* Data shown:
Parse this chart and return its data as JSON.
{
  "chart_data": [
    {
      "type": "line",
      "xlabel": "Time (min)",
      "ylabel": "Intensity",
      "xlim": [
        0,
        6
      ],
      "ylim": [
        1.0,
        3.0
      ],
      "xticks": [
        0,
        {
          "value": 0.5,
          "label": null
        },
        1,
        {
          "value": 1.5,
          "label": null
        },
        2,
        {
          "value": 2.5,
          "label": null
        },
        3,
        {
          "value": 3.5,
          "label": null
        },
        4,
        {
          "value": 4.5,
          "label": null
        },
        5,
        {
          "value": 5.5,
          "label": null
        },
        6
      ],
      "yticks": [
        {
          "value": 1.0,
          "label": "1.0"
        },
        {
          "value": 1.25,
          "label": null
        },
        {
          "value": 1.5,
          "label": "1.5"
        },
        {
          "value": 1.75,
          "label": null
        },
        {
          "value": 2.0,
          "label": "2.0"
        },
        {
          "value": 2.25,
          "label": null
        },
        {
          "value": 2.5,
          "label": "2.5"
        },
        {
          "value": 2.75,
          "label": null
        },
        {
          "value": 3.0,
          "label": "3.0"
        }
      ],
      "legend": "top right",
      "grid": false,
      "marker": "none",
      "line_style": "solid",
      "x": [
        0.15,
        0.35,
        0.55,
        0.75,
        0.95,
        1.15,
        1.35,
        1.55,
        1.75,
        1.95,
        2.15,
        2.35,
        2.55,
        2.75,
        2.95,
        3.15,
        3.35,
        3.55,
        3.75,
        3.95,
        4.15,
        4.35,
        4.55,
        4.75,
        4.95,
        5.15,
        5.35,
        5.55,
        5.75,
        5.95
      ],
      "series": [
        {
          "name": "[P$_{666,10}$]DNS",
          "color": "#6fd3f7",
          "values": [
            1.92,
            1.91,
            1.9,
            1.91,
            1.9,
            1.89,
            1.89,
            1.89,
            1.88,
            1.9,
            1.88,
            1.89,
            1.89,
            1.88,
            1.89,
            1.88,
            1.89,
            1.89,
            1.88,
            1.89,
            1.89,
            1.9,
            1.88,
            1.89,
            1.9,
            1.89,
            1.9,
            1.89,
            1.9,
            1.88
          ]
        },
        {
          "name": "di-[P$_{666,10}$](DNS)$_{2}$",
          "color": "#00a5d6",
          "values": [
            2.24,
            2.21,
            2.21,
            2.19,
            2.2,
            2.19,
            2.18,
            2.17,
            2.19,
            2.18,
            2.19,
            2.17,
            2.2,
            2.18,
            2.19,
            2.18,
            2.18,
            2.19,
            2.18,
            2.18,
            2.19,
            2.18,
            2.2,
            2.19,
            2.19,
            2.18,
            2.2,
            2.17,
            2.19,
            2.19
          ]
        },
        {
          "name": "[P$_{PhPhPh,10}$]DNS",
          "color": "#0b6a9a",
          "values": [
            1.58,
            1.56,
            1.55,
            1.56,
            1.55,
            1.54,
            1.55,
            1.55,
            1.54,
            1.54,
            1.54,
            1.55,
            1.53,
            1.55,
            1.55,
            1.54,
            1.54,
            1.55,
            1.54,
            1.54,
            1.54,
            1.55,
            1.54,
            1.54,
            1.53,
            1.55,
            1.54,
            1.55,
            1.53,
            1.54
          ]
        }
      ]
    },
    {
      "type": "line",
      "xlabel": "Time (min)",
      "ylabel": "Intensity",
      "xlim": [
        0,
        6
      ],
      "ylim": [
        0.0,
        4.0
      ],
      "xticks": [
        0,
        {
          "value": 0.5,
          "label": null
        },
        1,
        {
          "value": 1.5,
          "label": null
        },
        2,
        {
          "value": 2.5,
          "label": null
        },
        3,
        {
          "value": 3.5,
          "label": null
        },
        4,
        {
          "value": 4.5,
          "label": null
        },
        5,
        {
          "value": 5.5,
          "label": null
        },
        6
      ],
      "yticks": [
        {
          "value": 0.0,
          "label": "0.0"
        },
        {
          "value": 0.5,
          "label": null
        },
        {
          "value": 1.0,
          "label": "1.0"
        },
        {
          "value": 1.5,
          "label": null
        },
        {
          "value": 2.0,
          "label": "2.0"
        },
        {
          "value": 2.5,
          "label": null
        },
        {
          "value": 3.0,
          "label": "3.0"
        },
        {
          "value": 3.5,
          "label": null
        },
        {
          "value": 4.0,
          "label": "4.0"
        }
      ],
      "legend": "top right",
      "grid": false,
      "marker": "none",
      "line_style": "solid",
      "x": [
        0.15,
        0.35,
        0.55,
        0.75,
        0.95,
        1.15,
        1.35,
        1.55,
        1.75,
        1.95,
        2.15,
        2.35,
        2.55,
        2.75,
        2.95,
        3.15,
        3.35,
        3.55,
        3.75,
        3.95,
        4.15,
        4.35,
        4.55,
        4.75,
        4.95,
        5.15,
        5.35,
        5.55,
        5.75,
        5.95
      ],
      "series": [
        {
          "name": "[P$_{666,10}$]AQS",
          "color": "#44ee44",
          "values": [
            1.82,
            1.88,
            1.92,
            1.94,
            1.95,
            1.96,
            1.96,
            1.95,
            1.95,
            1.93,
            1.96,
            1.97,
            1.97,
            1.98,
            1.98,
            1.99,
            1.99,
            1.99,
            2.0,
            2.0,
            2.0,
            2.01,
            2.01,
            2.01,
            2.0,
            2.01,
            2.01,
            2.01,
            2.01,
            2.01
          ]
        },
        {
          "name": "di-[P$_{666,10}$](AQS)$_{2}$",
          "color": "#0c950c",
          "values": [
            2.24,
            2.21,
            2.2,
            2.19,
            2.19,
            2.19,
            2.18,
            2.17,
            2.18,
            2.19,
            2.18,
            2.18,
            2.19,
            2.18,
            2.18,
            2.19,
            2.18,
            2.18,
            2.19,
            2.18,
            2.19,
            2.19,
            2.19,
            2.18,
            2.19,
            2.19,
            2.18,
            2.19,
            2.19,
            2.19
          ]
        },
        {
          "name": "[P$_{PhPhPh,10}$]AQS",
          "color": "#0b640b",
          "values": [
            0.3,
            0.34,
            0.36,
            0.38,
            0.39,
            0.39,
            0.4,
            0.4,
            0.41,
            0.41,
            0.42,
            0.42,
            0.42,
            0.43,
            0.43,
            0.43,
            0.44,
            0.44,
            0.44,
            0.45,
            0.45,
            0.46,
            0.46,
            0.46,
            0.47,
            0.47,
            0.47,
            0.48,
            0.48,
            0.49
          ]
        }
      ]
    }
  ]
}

* What is being asked: Restate each record word for word.

* Task output:
Parse this chart and return its data as JSON.
{
  "chart_data": [
    {
      "type": "line",
      "xlabel": "Time (min)",
      "ylabel": "Intensity",
      "xlim": [
        0,
        6
      ],
      "ylim": [
        1.0,
        3.0
      ],
      "xticks": [
        0,
        {
          "value": 0.5,
          "label": null
        },
        1,
        {
          "value": 1.5,
          "label": null
        },
        2,
        {
          "value": 2.5,
          "label": null
        },
        3,
        {
          "value": 3.5,
          "label": null
        },
        4,
        {
          "value": 4.5,
          "label": null
        },
        5,
        {
          "value": 5.5,
          "label": null
        },
        6
      ],
      "yticks": [
        {
          "value": 1.0,
          "label": "1.0"
        },
        {
          "value": 1.25,
          "label": null
        },
        {
          "value": 1.5,
          "label": "1.5"
        },
        {
          "value": 1.75,
          "label": null
        },
        {
          "value": 2.0,
          "label": "2.0"
        },
        {
          "value": 2.25,
          "label": null
        },
        {
          "value": 2.5,
          "label": "2.5"
        },
        {
          "value": 2.75,
          "label": null
        },
        {
          "value": 3.0,
          "label": "3.0"
        }
      ],
      "legend": "top right",
      "grid": false,
      "marker": "none",
      "line_style": "solid",
      "x": [
        0.15,
        0.35,
        0.55,
        0.75,
        0.95,
        1.15,
        1.35,
        1.55,
        1.75,
        1.95,
        2.15,
        2.35,
        2.55,
        2.75,
        2.95,
        3.15,
        3.35,
        3.55,
        3.75,
        3.95,
        4.15,
        4.35,
        4.55,
        4.75,
        4.95,
        5.15,
        5.35,
        5.55,
        5.75,
        5.95
      ],
      "series": [
        {
          "name": "[P$_{666,10}$]DNS",
          "color": "#6fd3f7",
          "values": [
            1.92,
            1.91,
            1.9,
            1.91,
            1.9,
            1.89,
            1.89,
            1.89,
            1.88,
            1.9,
            1.88,
            1.89,
            1.89,
            1.88,
            1.89,
            1.88,
            1.89,
            1.89,
            1.88,
            1.89,
            1.89,
            1.9,
            1.88,
            1.89,
            1.9,
            1.89,
            1.9,
            1.89,
            1.9,
            1.88
          ]
        },
        {
          "name": "di-[P$_{666,10}$](DNS)$_{2}$",
          "color": "#00a5d6",
          "values": [
            2.24,
            2.21,
            2.21,
            2.19,
            2.2,
            2.19,
            2.18,
            2.17,
            2.19,
            2.18,
            2.19,
            2.17,
            2.2,
            2.18,
            2.19,
            2.18,
            2.18,
            2.19,
            2.18,
            2.18,
            2.19,
            2.18,
            2.2,
            2.19,
            2.19,
            2.18,
            2.2,
            2.17,
            2.19,
            2.19
          ]
        },
        {
          "name": "[P$_{PhPhPh,10}$]DNS",
          "color": "#0b6a9a",
          "values": [
            1.58,
            1.56,
            1.55,
            1.56,
            1.55,
            1.54,
            1.55,
            1.55,
            1.54,
            1.54,
            1.54,
            1.55,
            1.53,
            1.55,
            1.55,
            1.54,
            1.54,
            1.55,
            1.54,
            1.54,
            1.54,
            1.55,
            1.54,
            1.54,
            1.53,
            1.55,
            1.54,
            1.55,
            1.53,
            1.54
          ]
        }
      ]
    },
    {
      "type": "line",
      "xlabel": "Time (min)",
      "ylabel": "Intensity",
      "xlim": [
        0,
        6
      ],
      "ylim": [
        0.0,
        4.0
      ],
      "xticks": [
        0,
        {
          "value": 0.5,
          "label": null
        },
        1,
        {
          "value": 1.5,
          "label": null
        },
        2,
        {
          "value": 2.5,
          "label": null
        },
        3,
        {
          "value": 3.5,
          "label": null
        },
        4,
        {
          "value": 4.5,
          "label": null
        },
        5,
        {
          "value": 5.5,
          "label": null
        },
        6
      ],
      "yticks": [
        {
          "value": 0.0,
          "label": "0.0"
        },
        {
          "value": 0.5,
          "label": null
        },
        {
          "value": 1.0,
          "label": "1.0"
        },
        {
          "value": 1.5,
          "label": null
        },
        {
          "value": 2.0,
          "label": "2.0"
        },
        {
          "value": 2.5,
          "label": null
        },
        {
          "value": 3.0,
          "label": "3.0"
        },
        {
          "value": 3.5,
          "label": null
        },
        {
          "value": 4.0,
          "label": "4.0"
        }
      ],
      "legend": "top right",
      "grid": false,
      "marker": "none",
      "line_style": "solid",
      "x": [
        0.15,
        0.35,
        0.55,
        0.75,
        0.95,
        1.15,
        1.35,
        1.55,
        1.75,
        1.95,
        2.15,
        2.35,
        2.55,
        2.75,
        2.95,
        3.15,
        3.35,
        3.55,
        3.75,
        3.95,
        4.15,
        4.35,
        4.55,
        4.75,
        4.95,
        5.15,
        5.35,
        5.55,
        5.75,
        5.95
      ],
      "series": [
        {
          "name": "[P$_{666,10}$]AQS",
          "color": "#44ee44",
          "values": [
            1.82,
            1.88,
            1.92,
            1.94,
            1.95,
            1.96,
            1.96,
            1.95,
            1.95,
            1.93,
            1.96,
            1.97,
            1.97,
            1.98,
            1.98,
            1.99,
            1.99,
            1.99,
            2.0,
            2.0,
            2.0,
            2.01,
            2.01,
            2.01,
            2.0,
            2.01,
            2.01,
            2.01,
            2.01,
            2.01
          ]
        },
        {
          "name": "di-[P$_{666,10}$](AQS)$_{2}$",
          "color": "#0c950c",
          "values": [
            2.24,
            2.21,
            2.2,
            2.19,
            2.19,
            2.19,
            2.18,
            2.17,
            2.18,
            2.19,
            2.18,
            2.18,
            2.19,
            2.18,
            2.18,
            2.19,
            2.18,
            2.18,
            2.19,
            2.18,
            2.19,
            2.19,
            2.19,
            2.18,
            2.19,
            2.19,
            2.18,
            2.19,
            2.19,
            2.19
          ]
        },
        {
          "name": "[P$_{PhPhPh,10}$]AQS",
          "color": "#0b640b",
          "values": [
            0.3,
            0.34,
            0.36,
            0.38,
            0.39,
            0.39,
            0.4,
            0.4,
            0.41,
            0.41,
            0.42,
            0.42,
            0.42,
            0.43,
            0.43,
            0.43,
            0.44,
            0.44,
            0.44,
            0.45,
            0.45,
            0.46,
            0.46,
            0.46,
            0.47,
            0.47,
            0.47,
            0.48,
            0.48,
            0.49
          ]
        }
      ]
    }
  ]
}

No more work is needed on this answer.